## BEGIN RECORDS FOR THIS EXERCISE

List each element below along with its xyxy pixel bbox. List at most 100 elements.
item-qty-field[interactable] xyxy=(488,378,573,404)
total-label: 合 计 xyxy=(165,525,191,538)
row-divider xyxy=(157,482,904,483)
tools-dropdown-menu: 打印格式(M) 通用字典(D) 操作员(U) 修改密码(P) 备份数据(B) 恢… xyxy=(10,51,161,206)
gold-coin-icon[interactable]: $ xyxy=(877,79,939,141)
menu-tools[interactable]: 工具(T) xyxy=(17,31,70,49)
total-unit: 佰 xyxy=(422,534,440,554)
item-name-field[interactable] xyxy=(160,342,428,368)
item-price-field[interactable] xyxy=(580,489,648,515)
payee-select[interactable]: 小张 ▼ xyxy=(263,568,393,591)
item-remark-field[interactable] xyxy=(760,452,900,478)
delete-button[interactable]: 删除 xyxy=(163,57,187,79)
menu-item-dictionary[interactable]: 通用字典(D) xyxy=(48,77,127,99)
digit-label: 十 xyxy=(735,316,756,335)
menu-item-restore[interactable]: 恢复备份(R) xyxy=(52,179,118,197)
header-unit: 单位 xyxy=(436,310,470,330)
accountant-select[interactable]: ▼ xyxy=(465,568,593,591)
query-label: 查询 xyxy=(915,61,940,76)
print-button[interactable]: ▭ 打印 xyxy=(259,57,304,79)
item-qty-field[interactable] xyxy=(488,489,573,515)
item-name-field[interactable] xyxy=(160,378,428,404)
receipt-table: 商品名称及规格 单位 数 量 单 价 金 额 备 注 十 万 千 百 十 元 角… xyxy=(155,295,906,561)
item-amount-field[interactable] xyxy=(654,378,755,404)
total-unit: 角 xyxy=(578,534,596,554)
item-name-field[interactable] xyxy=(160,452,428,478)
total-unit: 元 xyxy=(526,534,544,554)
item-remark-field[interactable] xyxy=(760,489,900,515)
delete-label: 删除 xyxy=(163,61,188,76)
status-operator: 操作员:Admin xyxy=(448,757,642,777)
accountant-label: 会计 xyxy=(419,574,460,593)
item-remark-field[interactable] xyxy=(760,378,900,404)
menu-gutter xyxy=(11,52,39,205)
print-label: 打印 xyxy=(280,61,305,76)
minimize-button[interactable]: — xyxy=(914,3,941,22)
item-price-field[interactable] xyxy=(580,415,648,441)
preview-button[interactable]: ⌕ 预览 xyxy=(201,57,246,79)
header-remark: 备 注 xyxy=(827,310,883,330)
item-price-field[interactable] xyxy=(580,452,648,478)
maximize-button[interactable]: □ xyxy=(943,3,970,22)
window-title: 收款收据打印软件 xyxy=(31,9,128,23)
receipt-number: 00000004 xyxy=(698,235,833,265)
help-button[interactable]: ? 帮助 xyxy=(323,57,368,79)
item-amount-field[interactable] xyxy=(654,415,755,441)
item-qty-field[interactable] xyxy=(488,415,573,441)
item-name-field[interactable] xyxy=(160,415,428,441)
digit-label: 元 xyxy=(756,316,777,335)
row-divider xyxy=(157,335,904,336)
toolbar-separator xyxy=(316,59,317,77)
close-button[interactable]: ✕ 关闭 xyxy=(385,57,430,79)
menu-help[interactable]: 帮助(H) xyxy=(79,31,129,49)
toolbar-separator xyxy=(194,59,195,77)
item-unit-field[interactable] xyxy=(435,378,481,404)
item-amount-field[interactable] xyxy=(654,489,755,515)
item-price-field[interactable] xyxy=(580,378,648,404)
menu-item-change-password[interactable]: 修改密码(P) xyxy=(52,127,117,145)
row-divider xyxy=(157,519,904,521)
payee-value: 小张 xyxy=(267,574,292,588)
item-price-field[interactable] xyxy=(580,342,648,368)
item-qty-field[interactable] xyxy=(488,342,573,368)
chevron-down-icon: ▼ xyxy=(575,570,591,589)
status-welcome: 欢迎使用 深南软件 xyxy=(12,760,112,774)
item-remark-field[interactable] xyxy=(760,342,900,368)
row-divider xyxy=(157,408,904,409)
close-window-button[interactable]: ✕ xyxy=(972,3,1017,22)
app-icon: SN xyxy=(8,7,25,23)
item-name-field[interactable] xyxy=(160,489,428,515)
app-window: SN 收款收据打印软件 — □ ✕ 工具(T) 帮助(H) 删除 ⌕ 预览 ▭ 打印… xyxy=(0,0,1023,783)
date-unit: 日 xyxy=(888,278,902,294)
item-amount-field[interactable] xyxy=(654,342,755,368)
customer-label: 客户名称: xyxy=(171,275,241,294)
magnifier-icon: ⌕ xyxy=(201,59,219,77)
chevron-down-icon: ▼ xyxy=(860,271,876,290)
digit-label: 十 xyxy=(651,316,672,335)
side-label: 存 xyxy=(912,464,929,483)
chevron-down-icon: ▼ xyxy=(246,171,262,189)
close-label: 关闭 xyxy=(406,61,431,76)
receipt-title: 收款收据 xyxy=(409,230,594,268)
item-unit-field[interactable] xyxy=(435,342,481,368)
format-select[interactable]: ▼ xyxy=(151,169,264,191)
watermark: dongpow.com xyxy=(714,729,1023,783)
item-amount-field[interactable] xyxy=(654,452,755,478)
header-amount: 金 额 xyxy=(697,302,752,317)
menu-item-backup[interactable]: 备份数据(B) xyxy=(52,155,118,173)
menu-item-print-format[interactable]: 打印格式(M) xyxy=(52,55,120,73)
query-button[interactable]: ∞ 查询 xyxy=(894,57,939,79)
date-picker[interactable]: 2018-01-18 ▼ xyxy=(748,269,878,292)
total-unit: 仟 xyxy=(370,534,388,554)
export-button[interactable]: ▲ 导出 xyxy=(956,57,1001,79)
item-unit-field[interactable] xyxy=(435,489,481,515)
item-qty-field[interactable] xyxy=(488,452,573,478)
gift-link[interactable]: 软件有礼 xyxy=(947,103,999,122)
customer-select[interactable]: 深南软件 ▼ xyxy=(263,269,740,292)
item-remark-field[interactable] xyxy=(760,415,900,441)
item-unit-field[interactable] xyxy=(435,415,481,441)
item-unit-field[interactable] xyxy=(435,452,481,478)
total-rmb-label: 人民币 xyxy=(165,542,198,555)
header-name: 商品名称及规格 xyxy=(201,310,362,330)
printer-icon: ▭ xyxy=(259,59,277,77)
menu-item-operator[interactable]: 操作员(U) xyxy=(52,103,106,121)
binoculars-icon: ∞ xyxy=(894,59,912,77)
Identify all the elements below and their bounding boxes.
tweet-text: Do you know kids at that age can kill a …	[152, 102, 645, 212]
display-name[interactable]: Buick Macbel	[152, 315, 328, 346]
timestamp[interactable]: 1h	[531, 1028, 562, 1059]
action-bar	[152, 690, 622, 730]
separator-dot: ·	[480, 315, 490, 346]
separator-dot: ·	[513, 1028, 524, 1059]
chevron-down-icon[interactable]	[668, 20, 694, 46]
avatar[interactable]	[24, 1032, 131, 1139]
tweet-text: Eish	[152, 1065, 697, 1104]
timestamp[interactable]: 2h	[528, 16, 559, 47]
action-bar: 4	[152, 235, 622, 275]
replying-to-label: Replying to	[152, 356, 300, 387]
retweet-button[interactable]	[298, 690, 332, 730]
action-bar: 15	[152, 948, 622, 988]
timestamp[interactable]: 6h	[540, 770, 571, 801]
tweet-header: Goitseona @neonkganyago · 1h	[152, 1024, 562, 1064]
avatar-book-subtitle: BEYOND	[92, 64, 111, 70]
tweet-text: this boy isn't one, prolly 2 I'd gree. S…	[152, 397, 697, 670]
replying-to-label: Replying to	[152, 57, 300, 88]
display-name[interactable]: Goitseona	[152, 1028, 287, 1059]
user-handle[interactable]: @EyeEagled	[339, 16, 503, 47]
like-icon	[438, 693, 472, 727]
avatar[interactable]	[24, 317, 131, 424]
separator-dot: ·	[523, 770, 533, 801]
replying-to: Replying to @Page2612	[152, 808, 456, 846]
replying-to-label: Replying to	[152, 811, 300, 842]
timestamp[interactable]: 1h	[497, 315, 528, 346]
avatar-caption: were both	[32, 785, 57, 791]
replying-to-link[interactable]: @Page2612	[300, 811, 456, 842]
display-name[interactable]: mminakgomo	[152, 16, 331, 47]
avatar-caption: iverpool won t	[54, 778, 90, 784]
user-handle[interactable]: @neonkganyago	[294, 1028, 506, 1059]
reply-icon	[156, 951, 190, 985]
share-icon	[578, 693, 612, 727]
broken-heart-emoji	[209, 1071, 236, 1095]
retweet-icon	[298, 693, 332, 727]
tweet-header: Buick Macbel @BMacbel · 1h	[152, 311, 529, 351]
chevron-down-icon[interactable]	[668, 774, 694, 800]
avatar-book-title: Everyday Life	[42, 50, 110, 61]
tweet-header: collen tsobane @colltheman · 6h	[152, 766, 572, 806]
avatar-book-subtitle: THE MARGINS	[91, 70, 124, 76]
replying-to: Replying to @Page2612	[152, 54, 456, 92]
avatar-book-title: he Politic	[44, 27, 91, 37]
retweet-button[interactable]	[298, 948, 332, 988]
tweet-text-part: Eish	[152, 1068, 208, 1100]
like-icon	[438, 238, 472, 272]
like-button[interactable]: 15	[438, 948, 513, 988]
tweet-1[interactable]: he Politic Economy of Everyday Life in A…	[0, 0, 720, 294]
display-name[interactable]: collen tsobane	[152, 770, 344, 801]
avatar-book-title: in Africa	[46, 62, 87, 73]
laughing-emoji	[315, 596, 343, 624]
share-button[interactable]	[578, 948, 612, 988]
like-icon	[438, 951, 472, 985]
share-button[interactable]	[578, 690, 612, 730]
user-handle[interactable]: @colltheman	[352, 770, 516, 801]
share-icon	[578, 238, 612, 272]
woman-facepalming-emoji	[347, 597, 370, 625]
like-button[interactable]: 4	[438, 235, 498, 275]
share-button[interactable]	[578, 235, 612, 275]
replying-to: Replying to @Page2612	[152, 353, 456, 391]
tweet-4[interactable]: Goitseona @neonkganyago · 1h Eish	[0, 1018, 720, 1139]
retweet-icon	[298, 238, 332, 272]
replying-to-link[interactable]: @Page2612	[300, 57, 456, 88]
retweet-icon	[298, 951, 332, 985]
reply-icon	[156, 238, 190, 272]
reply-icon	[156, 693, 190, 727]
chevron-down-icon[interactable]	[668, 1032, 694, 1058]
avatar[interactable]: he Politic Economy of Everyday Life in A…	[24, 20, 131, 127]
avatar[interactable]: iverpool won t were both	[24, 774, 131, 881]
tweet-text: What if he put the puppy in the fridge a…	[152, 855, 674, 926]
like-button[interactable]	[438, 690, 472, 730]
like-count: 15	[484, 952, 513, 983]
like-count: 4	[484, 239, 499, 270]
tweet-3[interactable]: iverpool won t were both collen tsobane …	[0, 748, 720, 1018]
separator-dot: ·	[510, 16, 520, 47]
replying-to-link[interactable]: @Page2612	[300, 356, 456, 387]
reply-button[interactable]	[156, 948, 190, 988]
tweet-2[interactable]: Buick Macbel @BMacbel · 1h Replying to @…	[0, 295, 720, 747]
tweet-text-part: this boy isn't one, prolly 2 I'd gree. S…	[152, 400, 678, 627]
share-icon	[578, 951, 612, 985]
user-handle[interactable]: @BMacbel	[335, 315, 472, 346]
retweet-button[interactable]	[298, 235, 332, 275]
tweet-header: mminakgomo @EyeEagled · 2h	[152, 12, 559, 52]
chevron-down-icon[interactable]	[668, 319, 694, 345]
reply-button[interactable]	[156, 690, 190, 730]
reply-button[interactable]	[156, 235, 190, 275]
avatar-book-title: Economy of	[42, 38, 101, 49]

## END RECORDS FOR THIS EXERCISE

## REQUIREMENT
Pull out each line of the entries above that contains the string "action". Matches must have the same uppercase and lowercase letters.

## SOLVED EXERCISE
action-bar	[152, 690, 622, 730]
action-bar: 4	[152, 235, 622, 275]
action-bar: 15	[152, 948, 622, 988]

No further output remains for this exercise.